>> BEGIN Task input

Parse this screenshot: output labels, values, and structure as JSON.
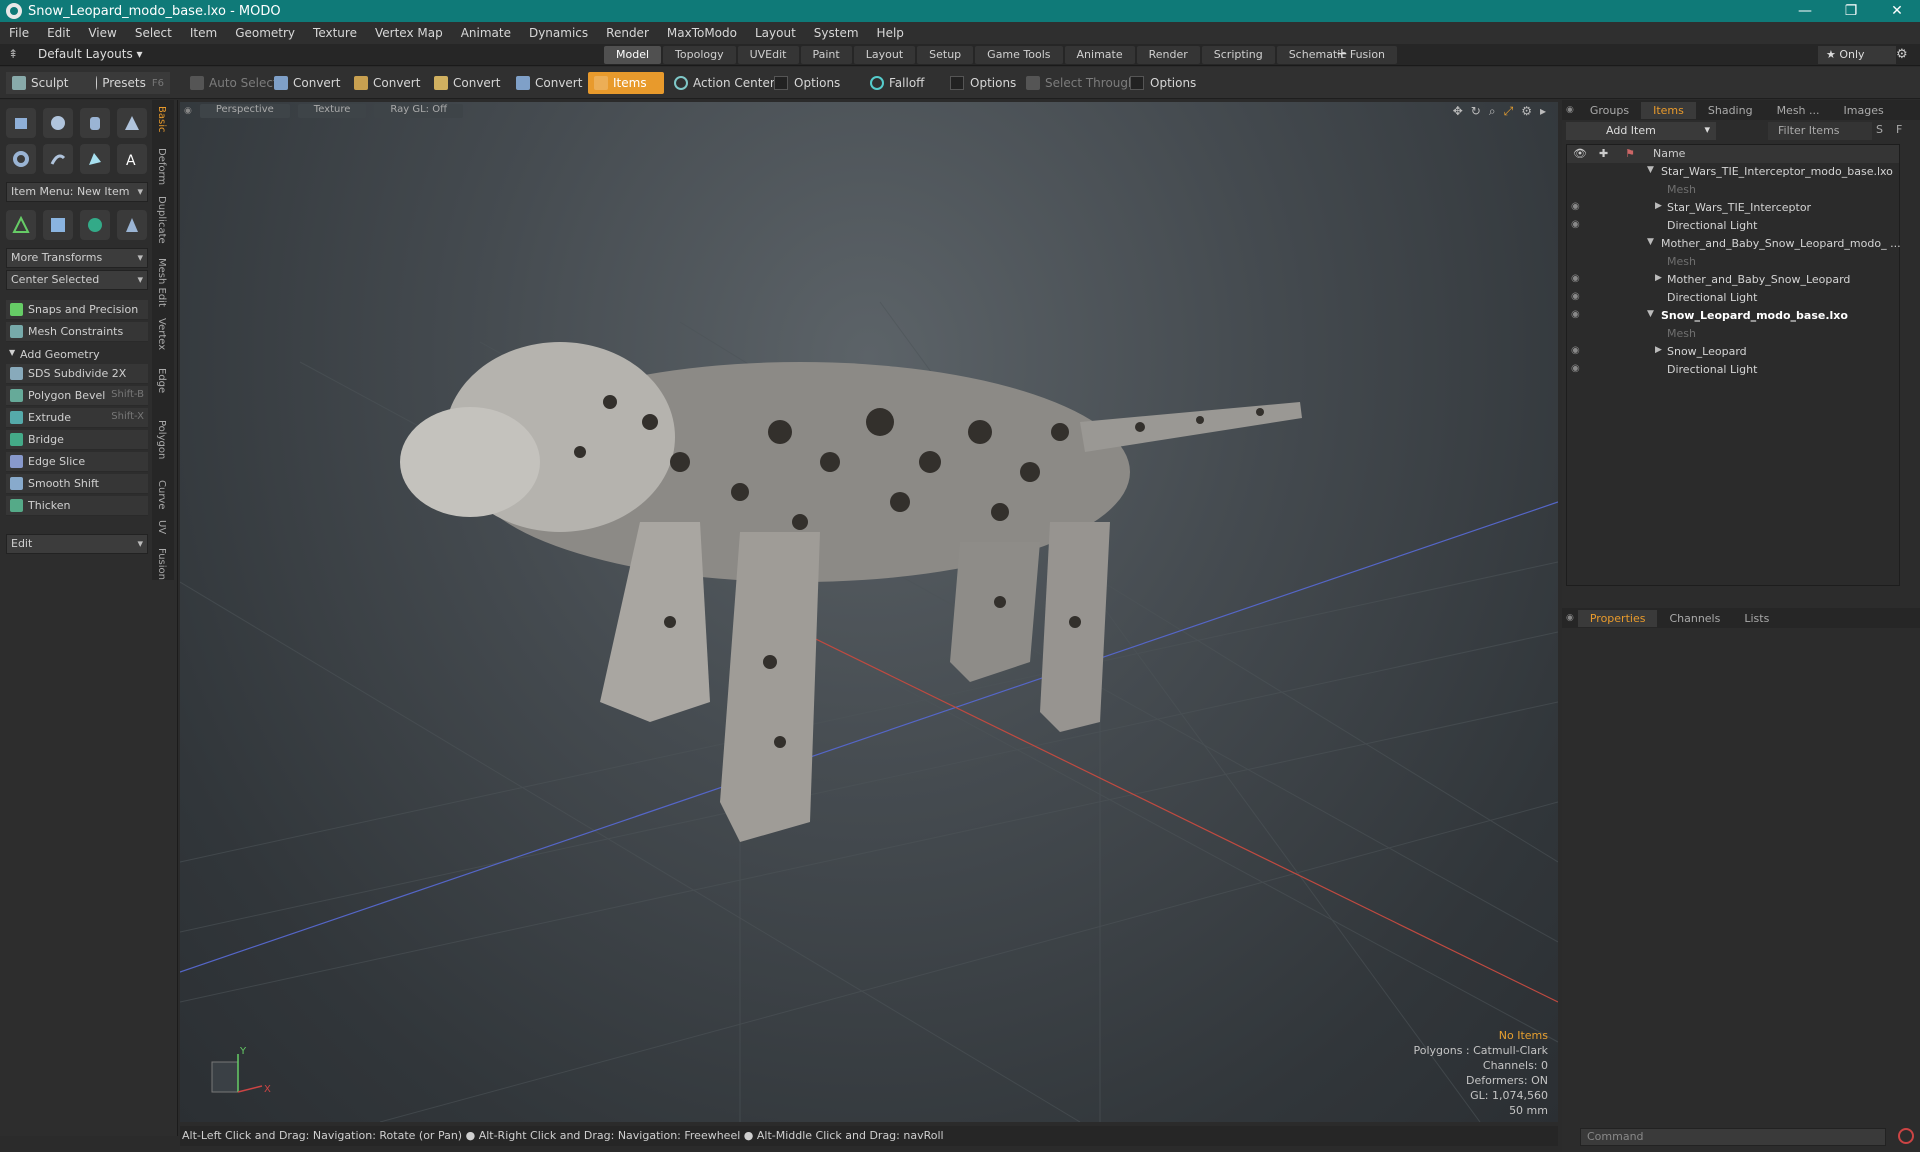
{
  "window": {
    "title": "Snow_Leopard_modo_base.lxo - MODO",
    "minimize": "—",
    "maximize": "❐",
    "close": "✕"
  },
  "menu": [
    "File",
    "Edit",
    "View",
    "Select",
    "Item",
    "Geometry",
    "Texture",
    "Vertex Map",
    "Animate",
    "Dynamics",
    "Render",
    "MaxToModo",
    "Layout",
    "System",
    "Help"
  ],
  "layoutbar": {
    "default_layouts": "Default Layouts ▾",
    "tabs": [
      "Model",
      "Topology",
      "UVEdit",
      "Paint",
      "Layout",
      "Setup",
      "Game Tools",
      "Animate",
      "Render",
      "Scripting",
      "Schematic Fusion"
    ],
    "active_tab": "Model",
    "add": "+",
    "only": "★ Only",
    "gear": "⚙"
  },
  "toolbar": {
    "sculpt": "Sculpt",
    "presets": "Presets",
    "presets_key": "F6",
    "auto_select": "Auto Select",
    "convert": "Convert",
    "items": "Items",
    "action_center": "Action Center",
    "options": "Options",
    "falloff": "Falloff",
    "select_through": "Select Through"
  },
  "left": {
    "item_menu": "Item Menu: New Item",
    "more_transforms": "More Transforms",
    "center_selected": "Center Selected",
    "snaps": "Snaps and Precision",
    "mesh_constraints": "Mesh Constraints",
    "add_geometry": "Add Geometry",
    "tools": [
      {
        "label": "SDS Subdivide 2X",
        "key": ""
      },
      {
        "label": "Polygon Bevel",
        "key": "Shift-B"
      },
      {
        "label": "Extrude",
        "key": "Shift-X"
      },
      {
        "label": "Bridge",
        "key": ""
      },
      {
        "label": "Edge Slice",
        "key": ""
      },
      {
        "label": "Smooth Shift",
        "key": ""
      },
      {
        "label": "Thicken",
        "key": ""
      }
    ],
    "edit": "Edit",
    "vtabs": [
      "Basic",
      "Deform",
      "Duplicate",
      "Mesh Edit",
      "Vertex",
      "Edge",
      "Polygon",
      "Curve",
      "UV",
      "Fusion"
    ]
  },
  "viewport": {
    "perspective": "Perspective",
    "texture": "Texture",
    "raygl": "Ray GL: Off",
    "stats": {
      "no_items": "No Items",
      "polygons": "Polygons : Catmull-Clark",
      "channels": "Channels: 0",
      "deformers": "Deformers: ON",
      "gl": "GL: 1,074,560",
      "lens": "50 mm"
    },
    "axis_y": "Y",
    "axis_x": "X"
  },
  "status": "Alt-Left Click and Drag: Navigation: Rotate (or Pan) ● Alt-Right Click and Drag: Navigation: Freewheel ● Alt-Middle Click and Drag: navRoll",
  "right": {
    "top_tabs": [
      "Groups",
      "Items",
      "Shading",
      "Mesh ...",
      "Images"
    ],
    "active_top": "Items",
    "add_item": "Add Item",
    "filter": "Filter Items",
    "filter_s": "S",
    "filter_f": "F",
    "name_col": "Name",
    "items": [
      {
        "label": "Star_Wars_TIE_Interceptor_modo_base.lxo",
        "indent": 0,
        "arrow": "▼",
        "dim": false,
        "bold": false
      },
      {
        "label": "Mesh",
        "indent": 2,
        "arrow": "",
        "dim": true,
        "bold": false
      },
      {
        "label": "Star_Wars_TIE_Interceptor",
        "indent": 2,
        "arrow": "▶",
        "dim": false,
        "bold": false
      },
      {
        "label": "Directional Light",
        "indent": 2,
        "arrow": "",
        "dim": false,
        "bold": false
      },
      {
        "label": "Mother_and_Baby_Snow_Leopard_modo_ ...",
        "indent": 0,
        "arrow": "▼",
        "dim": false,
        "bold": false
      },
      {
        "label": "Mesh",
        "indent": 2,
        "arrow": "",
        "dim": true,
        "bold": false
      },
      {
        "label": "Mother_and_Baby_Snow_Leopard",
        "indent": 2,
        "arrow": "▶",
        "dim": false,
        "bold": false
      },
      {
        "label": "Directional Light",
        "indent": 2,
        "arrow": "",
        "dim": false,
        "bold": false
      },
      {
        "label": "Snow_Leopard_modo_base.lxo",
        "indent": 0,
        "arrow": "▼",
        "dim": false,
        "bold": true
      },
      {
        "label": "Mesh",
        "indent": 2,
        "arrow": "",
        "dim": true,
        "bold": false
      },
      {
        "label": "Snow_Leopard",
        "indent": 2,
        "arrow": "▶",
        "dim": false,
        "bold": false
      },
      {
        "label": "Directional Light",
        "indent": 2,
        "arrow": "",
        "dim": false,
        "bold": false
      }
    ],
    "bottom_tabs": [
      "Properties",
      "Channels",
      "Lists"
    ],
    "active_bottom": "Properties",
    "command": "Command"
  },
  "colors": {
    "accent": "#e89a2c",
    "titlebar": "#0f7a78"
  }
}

>> END Task input
>> BEGIN Task input

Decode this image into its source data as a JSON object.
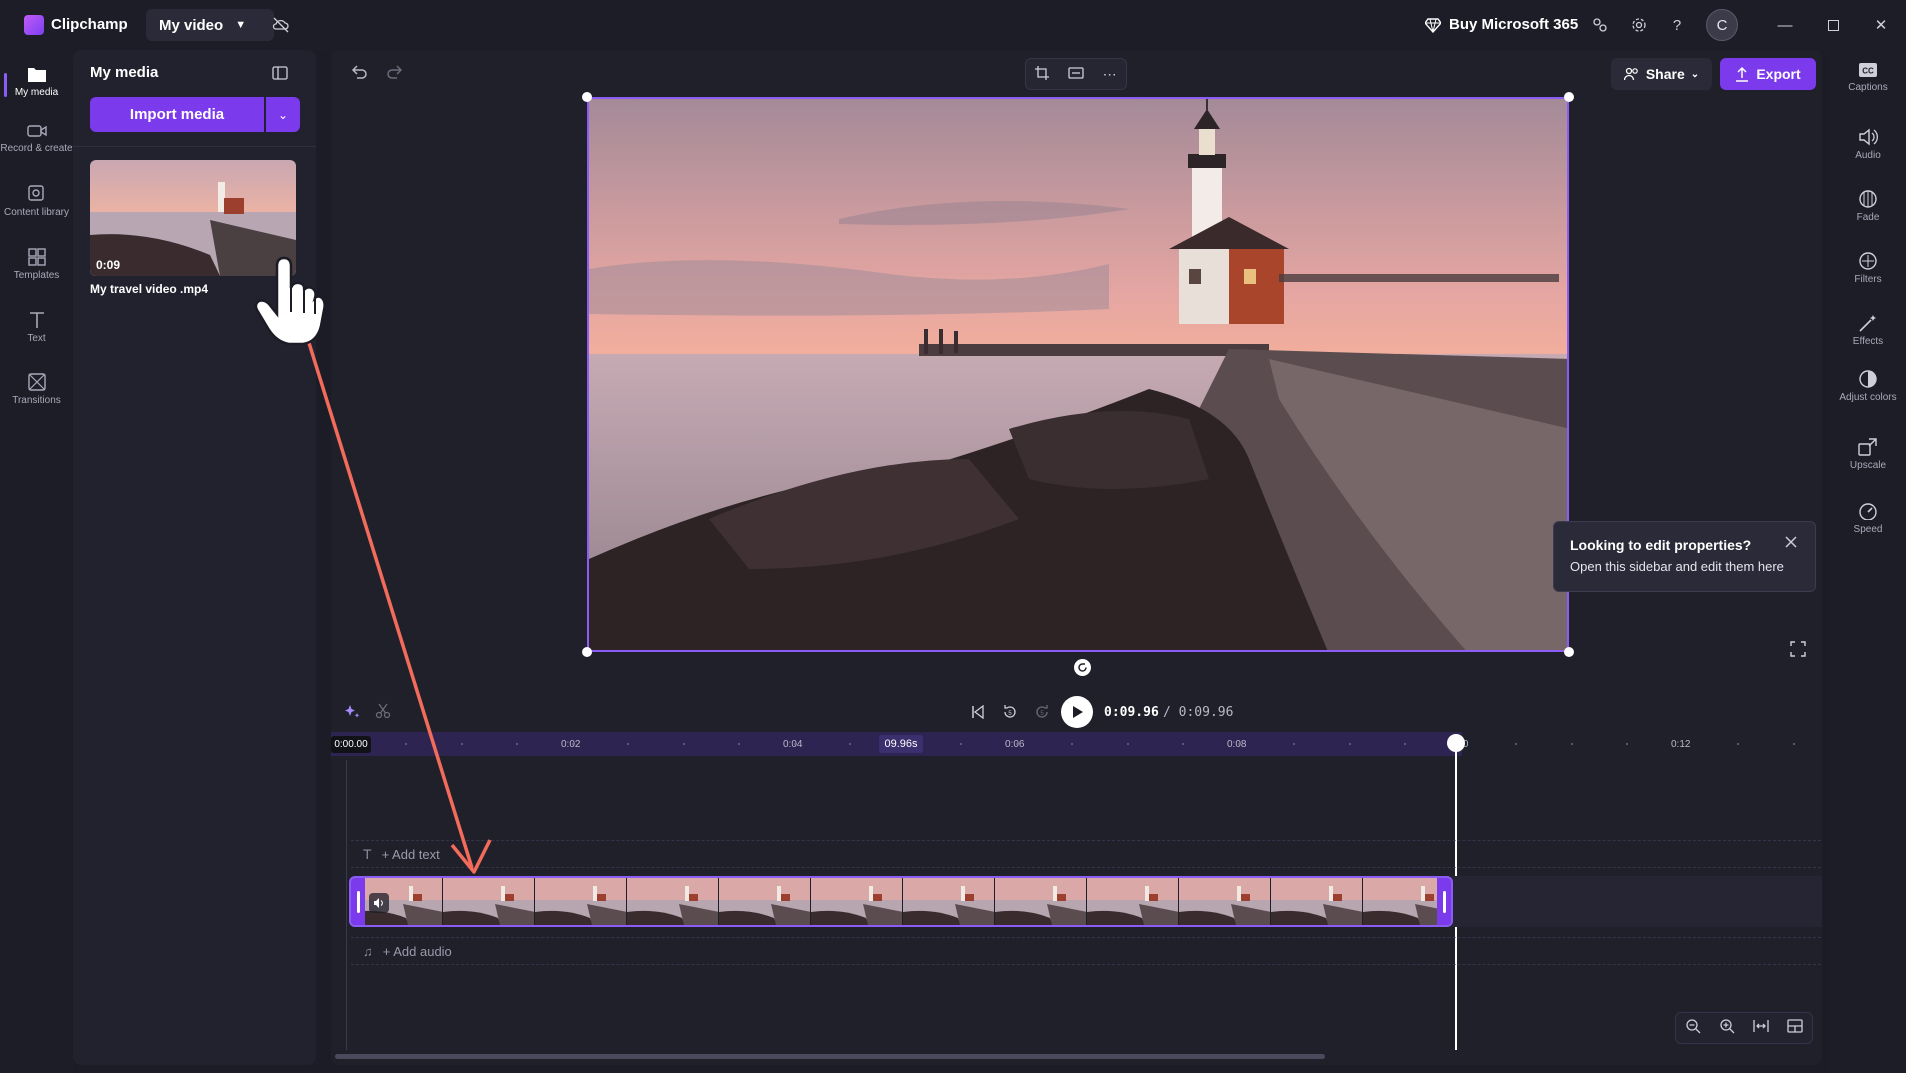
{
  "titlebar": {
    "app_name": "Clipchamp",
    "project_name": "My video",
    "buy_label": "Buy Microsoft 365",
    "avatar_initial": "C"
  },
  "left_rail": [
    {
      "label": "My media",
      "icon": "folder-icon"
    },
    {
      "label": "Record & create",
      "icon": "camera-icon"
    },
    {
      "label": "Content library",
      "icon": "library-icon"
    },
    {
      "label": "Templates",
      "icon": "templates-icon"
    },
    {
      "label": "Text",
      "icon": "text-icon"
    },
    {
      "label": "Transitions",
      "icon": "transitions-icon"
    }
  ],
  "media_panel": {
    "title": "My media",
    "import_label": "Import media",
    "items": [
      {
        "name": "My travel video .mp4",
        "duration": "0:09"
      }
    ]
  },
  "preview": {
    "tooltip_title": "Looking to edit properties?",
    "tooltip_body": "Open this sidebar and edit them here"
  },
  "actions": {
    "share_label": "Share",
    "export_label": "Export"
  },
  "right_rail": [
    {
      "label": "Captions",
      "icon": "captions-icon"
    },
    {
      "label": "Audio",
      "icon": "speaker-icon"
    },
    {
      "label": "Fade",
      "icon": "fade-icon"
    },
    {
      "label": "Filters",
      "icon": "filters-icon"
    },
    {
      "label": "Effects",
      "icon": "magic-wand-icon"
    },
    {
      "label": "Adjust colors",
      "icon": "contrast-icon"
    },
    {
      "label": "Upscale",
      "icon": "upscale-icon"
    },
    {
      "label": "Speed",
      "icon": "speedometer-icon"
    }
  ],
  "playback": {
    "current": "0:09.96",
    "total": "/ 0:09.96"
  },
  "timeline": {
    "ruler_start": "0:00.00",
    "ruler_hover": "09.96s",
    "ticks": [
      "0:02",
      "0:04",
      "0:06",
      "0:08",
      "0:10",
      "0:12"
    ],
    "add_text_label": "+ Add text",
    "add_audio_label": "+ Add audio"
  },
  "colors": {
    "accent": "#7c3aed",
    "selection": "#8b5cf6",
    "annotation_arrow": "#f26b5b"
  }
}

>> END Task input
>> BEGIN Task input

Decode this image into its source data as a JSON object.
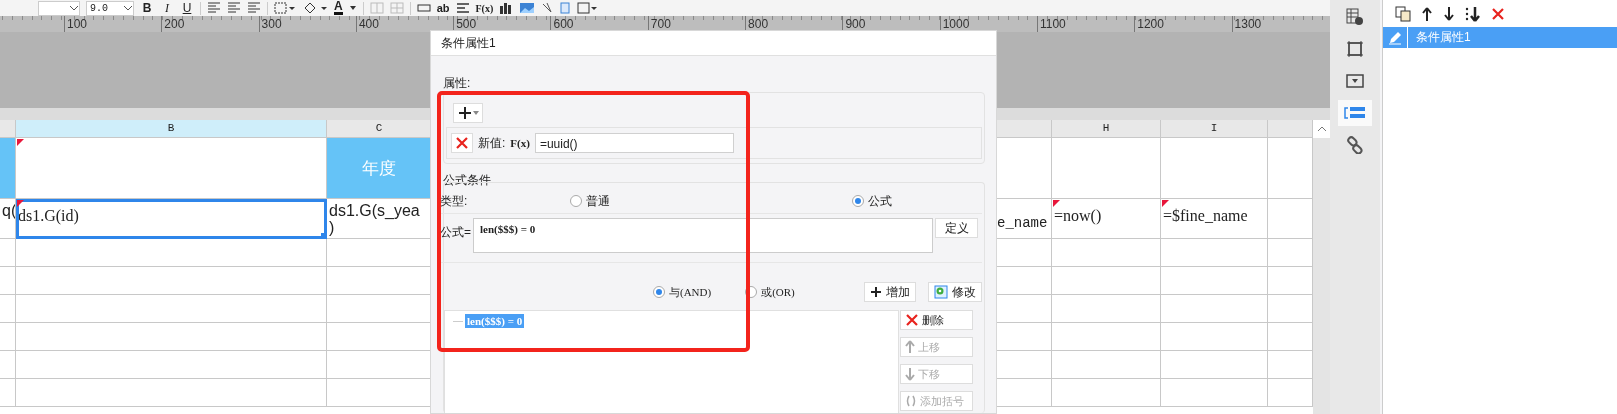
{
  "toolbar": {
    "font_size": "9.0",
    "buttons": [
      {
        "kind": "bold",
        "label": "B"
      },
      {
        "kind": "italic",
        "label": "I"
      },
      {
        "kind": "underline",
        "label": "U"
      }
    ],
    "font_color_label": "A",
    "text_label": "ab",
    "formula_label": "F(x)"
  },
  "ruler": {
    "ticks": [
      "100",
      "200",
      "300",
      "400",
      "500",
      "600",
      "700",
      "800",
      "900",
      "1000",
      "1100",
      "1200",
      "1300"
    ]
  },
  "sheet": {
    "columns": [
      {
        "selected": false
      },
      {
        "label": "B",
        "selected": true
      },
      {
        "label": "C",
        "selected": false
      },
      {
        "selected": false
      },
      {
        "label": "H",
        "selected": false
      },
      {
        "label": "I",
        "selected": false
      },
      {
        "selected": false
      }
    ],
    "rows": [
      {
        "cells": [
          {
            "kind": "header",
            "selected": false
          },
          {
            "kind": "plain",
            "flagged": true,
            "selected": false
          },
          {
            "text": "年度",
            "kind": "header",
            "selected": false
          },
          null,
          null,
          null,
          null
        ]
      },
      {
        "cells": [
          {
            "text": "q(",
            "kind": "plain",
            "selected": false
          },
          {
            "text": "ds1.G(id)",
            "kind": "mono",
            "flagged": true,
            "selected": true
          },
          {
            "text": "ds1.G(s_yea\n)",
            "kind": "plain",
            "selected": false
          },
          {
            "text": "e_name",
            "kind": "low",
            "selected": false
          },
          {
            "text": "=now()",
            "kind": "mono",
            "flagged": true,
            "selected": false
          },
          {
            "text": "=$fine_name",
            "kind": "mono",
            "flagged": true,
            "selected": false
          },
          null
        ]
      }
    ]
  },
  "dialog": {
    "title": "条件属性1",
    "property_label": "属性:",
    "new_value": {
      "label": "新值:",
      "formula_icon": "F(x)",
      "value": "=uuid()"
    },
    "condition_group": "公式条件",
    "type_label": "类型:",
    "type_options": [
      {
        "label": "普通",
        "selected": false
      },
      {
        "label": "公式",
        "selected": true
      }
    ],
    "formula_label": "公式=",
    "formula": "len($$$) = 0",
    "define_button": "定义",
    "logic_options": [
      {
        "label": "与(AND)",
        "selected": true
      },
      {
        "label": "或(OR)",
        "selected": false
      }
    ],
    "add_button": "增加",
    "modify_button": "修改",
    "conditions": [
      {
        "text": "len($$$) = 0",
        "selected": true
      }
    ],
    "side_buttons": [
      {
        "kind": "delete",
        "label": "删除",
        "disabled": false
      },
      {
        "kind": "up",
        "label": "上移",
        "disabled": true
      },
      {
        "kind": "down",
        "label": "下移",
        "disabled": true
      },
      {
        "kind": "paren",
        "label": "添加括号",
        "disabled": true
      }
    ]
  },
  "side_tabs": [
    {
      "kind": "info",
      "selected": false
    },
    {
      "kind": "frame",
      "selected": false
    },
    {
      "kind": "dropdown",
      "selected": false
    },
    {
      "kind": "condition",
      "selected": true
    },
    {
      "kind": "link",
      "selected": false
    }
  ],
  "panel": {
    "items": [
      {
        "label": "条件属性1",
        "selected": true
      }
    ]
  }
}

>> END Task input

_Requirement_
Give the number of lines above that hold the word "Geometry", and nothing more.

_Solution below_
2